START TASK DATA
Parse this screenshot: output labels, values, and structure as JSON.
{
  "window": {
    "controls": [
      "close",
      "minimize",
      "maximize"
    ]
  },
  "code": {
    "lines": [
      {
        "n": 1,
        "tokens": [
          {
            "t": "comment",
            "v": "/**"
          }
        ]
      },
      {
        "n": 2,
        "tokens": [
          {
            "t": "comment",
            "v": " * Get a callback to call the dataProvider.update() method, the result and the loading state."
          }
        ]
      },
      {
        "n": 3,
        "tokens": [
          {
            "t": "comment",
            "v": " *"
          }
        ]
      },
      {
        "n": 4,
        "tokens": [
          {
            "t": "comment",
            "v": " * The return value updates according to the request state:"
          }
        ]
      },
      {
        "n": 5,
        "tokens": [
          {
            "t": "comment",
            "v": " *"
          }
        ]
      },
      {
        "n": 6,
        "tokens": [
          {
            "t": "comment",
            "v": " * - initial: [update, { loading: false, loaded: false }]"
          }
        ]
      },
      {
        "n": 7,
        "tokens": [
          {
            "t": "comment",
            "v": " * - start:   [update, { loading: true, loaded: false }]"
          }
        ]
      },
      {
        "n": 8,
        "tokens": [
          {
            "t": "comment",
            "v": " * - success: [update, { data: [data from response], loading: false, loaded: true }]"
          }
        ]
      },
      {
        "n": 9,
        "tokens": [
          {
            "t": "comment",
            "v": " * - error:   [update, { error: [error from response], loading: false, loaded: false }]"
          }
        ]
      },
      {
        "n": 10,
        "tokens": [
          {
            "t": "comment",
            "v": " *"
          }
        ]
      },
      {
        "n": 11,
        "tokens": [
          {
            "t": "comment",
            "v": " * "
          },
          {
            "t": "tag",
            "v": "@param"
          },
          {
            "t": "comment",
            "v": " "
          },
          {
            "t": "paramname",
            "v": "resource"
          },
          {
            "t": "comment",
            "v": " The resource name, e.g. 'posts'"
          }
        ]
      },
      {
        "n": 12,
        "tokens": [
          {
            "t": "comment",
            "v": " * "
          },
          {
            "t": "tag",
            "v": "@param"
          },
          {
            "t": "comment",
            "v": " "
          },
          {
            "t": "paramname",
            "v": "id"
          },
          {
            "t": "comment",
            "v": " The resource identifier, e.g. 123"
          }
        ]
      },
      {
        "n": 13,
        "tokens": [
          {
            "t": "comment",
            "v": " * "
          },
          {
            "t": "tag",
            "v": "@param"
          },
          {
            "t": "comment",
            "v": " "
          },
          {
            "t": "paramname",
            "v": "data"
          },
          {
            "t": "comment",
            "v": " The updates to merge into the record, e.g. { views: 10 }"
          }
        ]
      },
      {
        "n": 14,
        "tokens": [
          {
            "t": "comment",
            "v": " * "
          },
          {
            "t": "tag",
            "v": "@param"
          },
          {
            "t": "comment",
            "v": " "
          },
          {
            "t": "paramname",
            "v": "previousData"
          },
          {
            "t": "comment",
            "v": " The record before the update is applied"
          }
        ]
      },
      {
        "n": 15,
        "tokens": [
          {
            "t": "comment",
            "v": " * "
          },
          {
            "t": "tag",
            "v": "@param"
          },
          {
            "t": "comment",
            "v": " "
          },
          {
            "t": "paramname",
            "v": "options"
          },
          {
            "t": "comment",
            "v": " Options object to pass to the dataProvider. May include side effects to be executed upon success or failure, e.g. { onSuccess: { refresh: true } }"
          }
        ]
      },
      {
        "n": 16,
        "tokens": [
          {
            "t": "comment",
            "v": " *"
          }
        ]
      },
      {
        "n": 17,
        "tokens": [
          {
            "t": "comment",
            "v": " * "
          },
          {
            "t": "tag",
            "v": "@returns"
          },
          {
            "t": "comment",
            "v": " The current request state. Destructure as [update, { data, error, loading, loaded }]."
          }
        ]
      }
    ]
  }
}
END TASK DATA
▶ AIM
Scan the data above and copy every line with "success" in it.

▶ COMPLETE RESPONSE
            "v": " * - success: [update, { data: [data from response], loading: false, loaded: true }]"
            "v": " Options object to pass to the dataProvider. May include side effects to be executed upon success or failure, e.g. { onSuccess: { refresh: true } }"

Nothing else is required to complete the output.